DESCRIPTION OF THE TASK -> Quote the records that follow in full, leaving the pictures out.

**** PROVIDED DATA

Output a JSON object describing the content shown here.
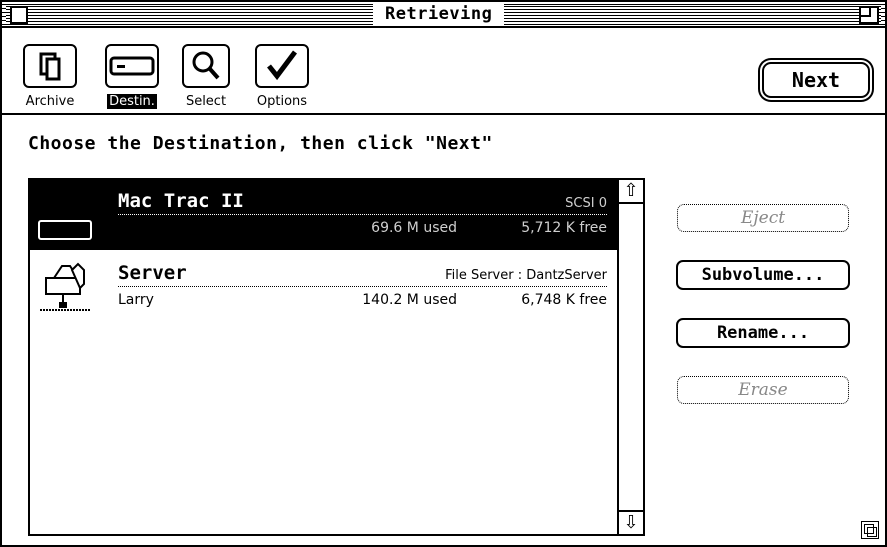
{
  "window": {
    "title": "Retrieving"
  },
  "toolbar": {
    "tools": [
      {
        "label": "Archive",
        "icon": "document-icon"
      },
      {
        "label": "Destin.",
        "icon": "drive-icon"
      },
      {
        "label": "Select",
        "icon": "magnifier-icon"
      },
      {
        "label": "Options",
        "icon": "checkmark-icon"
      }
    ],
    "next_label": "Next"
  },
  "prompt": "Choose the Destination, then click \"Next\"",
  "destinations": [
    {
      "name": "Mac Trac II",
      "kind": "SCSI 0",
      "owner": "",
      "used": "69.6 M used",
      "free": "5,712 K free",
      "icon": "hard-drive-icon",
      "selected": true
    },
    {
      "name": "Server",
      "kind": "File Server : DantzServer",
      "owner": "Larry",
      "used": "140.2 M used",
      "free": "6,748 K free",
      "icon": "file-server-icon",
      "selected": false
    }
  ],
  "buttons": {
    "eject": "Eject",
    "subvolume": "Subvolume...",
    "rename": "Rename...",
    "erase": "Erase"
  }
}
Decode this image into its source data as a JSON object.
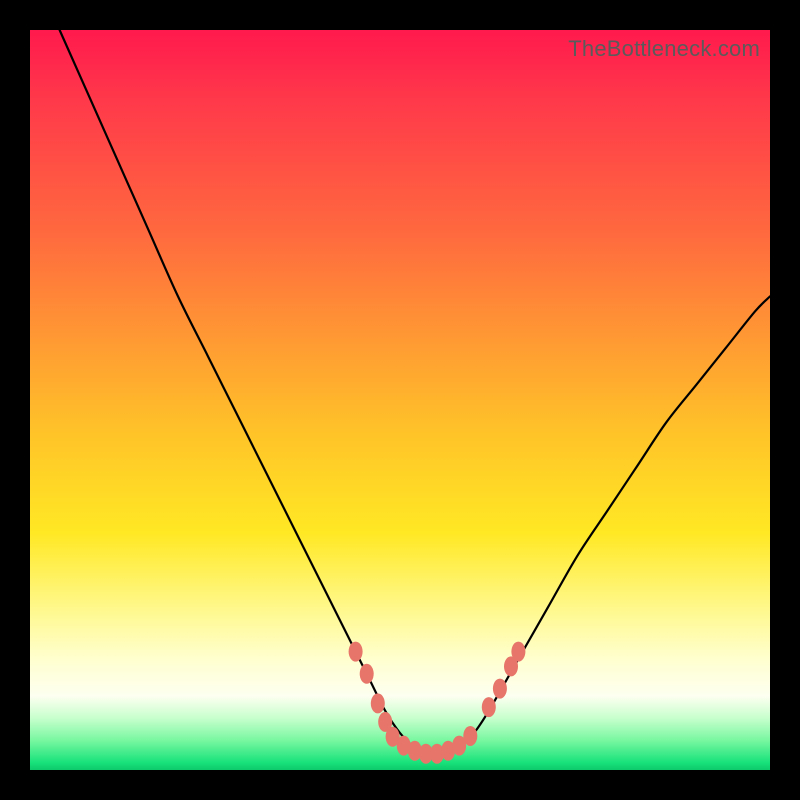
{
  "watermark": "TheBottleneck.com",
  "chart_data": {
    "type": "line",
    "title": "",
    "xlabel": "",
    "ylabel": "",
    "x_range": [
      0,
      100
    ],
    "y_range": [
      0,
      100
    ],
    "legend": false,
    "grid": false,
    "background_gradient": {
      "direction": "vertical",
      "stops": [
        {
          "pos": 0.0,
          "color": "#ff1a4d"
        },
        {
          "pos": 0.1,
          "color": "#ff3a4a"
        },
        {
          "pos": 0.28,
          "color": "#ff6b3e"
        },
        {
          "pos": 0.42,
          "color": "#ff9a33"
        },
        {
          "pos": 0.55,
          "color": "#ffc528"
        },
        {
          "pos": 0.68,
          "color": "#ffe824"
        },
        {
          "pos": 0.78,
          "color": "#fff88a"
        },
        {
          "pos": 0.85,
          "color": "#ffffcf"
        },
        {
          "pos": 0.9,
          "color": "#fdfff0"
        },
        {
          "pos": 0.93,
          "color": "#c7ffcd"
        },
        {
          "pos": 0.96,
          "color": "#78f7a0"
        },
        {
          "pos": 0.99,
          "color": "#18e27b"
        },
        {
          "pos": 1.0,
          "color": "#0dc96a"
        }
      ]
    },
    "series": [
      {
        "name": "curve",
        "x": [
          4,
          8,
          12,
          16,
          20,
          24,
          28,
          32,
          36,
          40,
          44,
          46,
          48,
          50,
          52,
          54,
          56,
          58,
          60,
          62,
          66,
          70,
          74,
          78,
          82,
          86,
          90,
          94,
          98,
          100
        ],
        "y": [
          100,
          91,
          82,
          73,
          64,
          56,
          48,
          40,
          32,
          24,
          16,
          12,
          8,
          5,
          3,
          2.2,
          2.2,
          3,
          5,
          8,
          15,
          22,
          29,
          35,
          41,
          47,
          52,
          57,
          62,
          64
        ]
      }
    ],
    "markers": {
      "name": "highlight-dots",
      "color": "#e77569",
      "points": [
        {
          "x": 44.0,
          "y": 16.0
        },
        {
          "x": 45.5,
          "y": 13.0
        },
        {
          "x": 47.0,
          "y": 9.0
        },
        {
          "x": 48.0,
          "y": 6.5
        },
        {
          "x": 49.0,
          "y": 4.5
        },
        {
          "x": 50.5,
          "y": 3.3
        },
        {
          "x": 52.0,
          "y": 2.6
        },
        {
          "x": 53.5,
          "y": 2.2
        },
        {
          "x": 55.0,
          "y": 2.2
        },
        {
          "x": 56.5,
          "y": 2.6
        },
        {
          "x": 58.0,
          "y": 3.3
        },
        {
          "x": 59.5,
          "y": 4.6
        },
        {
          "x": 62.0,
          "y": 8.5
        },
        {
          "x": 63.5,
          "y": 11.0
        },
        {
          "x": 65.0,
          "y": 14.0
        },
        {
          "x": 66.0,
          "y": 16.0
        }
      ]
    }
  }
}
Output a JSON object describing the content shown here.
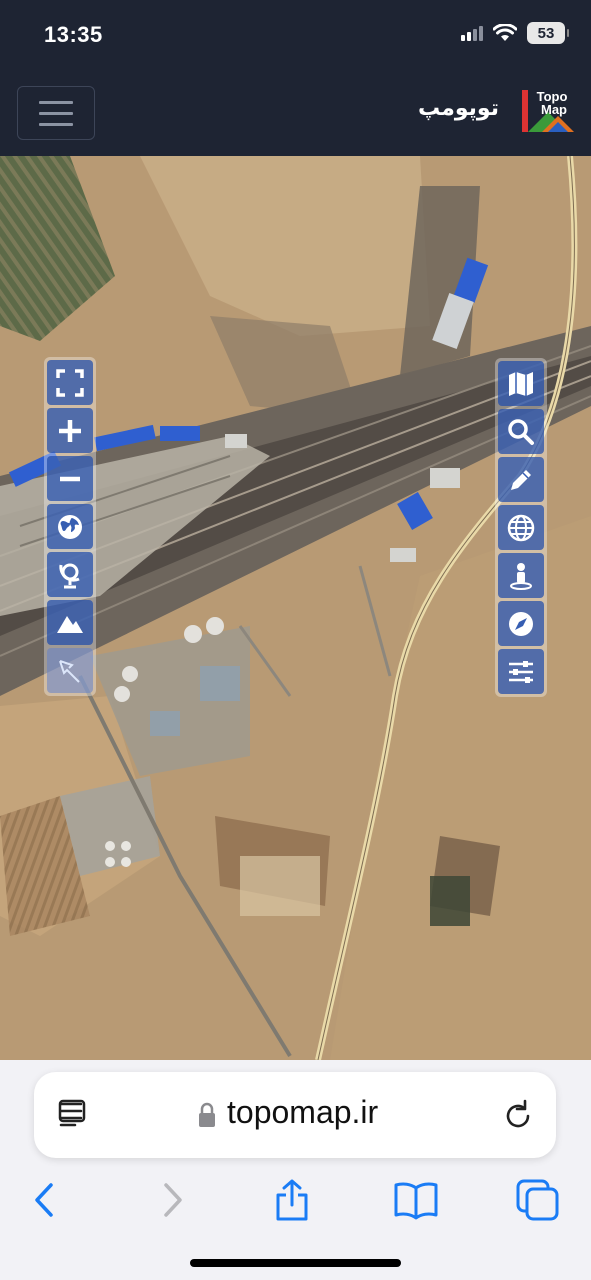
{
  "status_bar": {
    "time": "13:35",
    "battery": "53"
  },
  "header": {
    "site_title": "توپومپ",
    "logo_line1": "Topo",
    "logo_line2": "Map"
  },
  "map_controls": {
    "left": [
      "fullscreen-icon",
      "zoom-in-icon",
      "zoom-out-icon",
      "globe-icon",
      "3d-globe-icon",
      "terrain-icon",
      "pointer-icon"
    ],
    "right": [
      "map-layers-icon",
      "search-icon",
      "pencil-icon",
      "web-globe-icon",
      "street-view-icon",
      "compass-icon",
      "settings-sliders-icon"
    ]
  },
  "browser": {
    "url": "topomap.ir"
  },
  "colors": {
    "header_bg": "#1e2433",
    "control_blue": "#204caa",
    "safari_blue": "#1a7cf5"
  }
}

********

RESPONSE ->
Output a JSON object describing the content shown here.
{
  "window": {
    "title": "Retrieving"
  },
  "toolbar": {
    "tools": [
      {
        "label": "Archive",
        "icon": "document-icon"
      },
      {
        "label": "Destin.",
        "icon": "drive-icon"
      },
      {
        "label": "Select",
        "icon": "magnifier-icon"
      },
      {
        "label": "Options",
        "icon": "checkmark-icon"
      }
    ],
    "next_label": "Next"
  },
  "prompt": "Choose the Destination, then click \"Next\"",
  "destinations": [
    {
      "name": "Mac Trac II",
      "kind": "SCSI 0",
      "owner": "",
      "used": "69.6 M used",
      "free": "5,712 K free",
      "icon": "hard-drive-icon",
      "selected": true
    },
    {
      "name": "Server",
      "kind": "File Server : DantzServer",
      "owner": "Larry",
      "used": "140.2 M used",
      "free": "6,748 K free",
      "icon": "file-server-icon",
      "selected": false
    }
  ],
  "buttons": {
    "eject": "Eject",
    "subvolume": "Subvolume...",
    "rename": "Rename...",
    "erase": "Erase"
  }
}
Decode this image into its source data as a JSON object.
{
  "watermark": "TheBottleneck.com",
  "chart_data": {
    "type": "line",
    "title": "",
    "xlabel": "",
    "ylabel": "",
    "x_range": [
      0,
      100
    ],
    "y_range": [
      0,
      100
    ],
    "legend": false,
    "grid": false,
    "background_gradient": {
      "direction": "vertical",
      "stops": [
        {
          "pos": 0.0,
          "color": "#ff1a4d"
        },
        {
          "pos": 0.1,
          "color": "#ff3a4a"
        },
        {
          "pos": 0.28,
          "color": "#ff6b3e"
        },
        {
          "pos": 0.42,
          "color": "#ff9a33"
        },
        {
          "pos": 0.55,
          "color": "#ffc528"
        },
        {
          "pos": 0.68,
          "color": "#ffe824"
        },
        {
          "pos": 0.78,
          "color": "#fff88a"
        },
        {
          "pos": 0.85,
          "color": "#ffffcf"
        },
        {
          "pos": 0.9,
          "color": "#fdfff0"
        },
        {
          "pos": 0.93,
          "color": "#c7ffcd"
        },
        {
          "pos": 0.96,
          "color": "#78f7a0"
        },
        {
          "pos": 0.99,
          "color": "#18e27b"
        },
        {
          "pos": 1.0,
          "color": "#0dc96a"
        }
      ]
    },
    "series": [
      {
        "name": "curve",
        "x": [
          4,
          8,
          12,
          16,
          20,
          24,
          28,
          32,
          36,
          40,
          44,
          46,
          48,
          50,
          52,
          54,
          56,
          58,
          60,
          62,
          66,
          70,
          74,
          78,
          82,
          86,
          90,
          94,
          98,
          100
        ],
        "y": [
          100,
          91,
          82,
          73,
          64,
          56,
          48,
          40,
          32,
          24,
          16,
          12,
          8,
          5,
          3,
          2.2,
          2.2,
          3,
          5,
          8,
          15,
          22,
          29,
          35,
          41,
          47,
          52,
          57,
          62,
          64
        ]
      }
    ],
    "markers": {
      "name": "highlight-dots",
      "color": "#e77569",
      "points": [
        {
          "x": 44.0,
          "y": 16.0
        },
        {
          "x": 45.5,
          "y": 13.0
        },
        {
          "x": 47.0,
          "y": 9.0
        },
        {
          "x": 48.0,
          "y": 6.5
        },
        {
          "x": 49.0,
          "y": 4.5
        },
        {
          "x": 50.5,
          "y": 3.3
        },
        {
          "x": 52.0,
          "y": 2.6
        },
        {
          "x": 53.5,
          "y": 2.2
        },
        {
          "x": 55.0,
          "y": 2.2
        },
        {
          "x": 56.5,
          "y": 2.6
        },
        {
          "x": 58.0,
          "y": 3.3
        },
        {
          "x": 59.5,
          "y": 4.6
        },
        {
          "x": 62.0,
          "y": 8.5
        },
        {
          "x": 63.5,
          "y": 11.0
        },
        {
          "x": 65.0,
          "y": 14.0
        },
        {
          "x": 66.0,
          "y": 16.0
        }
      ]
    }
  }
}
Output a JSON object describing the content shown here.
{
  "status_bar": {
    "time": "13:35",
    "battery": "53"
  },
  "header": {
    "site_title": "توپومپ",
    "logo_line1": "Topo",
    "logo_line2": "Map"
  },
  "map_controls": {
    "left": [
      "fullscreen-icon",
      "zoom-in-icon",
      "zoom-out-icon",
      "globe-icon",
      "3d-globe-icon",
      "terrain-icon",
      "pointer-icon"
    ],
    "right": [
      "map-layers-icon",
      "search-icon",
      "pencil-icon",
      "web-globe-icon",
      "street-view-icon",
      "compass-icon",
      "settings-sliders-icon"
    ]
  },
  "browser": {
    "url": "topomap.ir"
  },
  "colors": {
    "header_bg": "#1e2433",
    "control_blue": "#204caa",
    "safari_blue": "#1a7cf5"
  }
}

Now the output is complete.